-- START DATA TO PROCESS --

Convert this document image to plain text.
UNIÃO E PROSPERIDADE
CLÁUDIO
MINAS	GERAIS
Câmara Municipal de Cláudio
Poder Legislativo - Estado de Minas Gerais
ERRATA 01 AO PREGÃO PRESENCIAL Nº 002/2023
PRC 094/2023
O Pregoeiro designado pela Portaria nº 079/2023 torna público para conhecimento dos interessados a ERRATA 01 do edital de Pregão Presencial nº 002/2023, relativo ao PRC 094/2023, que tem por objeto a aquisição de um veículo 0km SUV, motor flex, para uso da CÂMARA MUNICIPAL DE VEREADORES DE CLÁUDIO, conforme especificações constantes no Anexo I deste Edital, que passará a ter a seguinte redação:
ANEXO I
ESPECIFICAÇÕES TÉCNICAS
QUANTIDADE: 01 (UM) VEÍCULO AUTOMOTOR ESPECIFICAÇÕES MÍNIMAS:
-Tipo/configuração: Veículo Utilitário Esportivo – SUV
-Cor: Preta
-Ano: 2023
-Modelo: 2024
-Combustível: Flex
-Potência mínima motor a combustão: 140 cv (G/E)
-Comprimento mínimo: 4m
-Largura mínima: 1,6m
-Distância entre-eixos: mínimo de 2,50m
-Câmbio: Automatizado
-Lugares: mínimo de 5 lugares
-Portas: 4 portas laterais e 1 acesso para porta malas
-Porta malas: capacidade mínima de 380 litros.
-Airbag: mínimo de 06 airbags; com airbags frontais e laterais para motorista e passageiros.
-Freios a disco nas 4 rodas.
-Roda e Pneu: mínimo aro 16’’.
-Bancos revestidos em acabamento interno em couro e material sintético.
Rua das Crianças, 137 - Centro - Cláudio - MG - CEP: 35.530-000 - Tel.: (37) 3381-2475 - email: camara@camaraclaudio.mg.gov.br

-- END DATA TO PROCESS --

- _EXERCISE_: Restate every entry word for word.

- _FULL RESPONSE_:
Convert this document image to plain text.
UNIÃO E PROSPERIDADE
CLÁUDIO
MINAS	GERAIS
Câmara Municipal de Cláudio
Poder Legislativo - Estado de Minas Gerais
ERRATA 01 AO PREGÃO PRESENCIAL Nº 002/2023
PRC 094/2023
O Pregoeiro designado pela Portaria nº 079/2023 torna público para conhecimento dos interessados a ERRATA 01 do edital de Pregão Presencial nº 002/2023, relativo ao PRC 094/2023, que tem por objeto a aquisição de um veículo 0km SUV, motor flex, para uso da CÂMARA MUNICIPAL DE VEREADORES DE CLÁUDIO, conforme especificações constantes no Anexo I deste Edital, que passará a ter a seguinte redação:
ANEXO I
ESPECIFICAÇÕES TÉCNICAS
QUANTIDADE: 01 (UM) VEÍCULO AUTOMOTOR ESPECIFICAÇÕES MÍNIMAS:
-Tipo/configuração: Veículo Utilitário Esportivo – SUV
-Cor: Preta
-Ano: 2023
-Modelo: 2024
-Combustível: Flex
-Potência mínima motor a combustão: 140 cv (G/E)
-Comprimento mínimo: 4m
-Largura mínima: 1,6m
-Distância entre-eixos: mínimo de 2,50m
-Câmbio: Automatizado
-Lugares: mínimo de 5 lugares
-Portas: 4 portas laterais e 1 acesso para porta malas
-Porta malas: capacidade mínima de 380 litros.
-Airbag: mínimo de 06 airbags; com airbags frontais e laterais para motorista e passageiros.
-Freios a disco nas 4 rodas.
-Roda e Pneu: mínimo aro 16’’.
-Bancos revestidos em acabamento interno em couro e material sintético.
Rua das Crianças, 137 - Centro - Cláudio - MG - CEP: 35.530-000 - Tel.: (37) 3381-2475 - email: camara@camaraclaudio.mg.gov.br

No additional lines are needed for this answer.